_Given task:_
Report how many lines hold the word "Suchbegriffe"; give nothing but the number.

-- Record excerpts start --

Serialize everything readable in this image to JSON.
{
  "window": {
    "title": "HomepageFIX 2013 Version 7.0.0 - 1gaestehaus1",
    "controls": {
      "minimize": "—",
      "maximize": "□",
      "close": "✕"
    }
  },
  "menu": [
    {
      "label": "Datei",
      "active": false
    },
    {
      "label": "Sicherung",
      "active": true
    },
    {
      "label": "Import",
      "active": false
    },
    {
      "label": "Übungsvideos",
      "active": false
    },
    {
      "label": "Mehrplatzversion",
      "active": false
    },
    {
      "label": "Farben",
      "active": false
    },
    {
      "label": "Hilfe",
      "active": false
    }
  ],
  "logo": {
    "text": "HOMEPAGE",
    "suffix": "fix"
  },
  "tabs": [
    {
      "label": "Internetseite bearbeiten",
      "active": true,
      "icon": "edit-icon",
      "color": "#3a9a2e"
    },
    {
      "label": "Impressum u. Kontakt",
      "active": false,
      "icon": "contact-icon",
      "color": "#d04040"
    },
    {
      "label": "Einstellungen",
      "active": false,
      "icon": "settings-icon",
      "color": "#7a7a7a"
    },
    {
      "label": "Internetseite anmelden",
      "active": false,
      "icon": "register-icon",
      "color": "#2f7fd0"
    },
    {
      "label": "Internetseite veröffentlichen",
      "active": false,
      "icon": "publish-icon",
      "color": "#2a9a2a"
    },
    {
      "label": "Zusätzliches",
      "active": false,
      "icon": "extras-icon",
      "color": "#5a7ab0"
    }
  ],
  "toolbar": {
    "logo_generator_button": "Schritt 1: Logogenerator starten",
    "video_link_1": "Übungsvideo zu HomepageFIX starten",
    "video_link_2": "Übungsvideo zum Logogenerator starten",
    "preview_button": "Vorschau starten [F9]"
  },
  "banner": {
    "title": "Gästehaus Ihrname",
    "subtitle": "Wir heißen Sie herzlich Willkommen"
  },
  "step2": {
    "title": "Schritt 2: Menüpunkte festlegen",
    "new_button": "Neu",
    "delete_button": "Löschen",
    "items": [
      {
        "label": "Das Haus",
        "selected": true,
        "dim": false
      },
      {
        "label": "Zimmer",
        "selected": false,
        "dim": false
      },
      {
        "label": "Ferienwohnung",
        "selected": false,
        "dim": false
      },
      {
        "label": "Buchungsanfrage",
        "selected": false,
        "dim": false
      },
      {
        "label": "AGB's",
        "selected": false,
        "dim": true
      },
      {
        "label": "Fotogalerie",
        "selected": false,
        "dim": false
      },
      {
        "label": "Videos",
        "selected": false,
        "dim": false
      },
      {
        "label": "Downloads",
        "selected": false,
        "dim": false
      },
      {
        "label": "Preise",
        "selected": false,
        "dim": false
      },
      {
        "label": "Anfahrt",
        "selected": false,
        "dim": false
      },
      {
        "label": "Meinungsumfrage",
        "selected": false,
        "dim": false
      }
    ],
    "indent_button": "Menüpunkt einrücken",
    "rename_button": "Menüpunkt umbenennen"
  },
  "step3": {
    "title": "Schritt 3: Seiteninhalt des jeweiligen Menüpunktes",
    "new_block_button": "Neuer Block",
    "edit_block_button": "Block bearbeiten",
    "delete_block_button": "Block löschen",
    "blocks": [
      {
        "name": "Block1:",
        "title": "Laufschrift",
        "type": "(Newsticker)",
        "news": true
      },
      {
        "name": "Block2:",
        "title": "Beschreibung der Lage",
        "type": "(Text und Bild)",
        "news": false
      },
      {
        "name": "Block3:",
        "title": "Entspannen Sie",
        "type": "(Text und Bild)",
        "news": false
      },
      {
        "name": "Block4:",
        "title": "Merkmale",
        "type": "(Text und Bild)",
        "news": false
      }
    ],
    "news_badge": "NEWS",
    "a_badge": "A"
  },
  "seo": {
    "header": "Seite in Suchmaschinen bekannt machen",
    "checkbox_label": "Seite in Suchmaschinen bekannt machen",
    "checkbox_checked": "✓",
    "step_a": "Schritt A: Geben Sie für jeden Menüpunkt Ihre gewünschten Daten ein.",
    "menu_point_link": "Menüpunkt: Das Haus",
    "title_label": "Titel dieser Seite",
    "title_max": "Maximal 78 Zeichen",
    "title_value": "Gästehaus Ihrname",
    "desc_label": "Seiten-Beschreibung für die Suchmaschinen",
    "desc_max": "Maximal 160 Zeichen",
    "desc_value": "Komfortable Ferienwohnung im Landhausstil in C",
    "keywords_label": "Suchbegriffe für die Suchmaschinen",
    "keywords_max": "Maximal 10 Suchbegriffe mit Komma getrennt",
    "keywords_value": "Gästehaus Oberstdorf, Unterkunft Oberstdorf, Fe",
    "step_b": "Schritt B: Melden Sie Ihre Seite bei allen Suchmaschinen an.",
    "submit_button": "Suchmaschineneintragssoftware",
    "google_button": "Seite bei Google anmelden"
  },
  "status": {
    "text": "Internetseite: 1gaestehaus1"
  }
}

-- Record excerpts end --

_Problem solution:_
2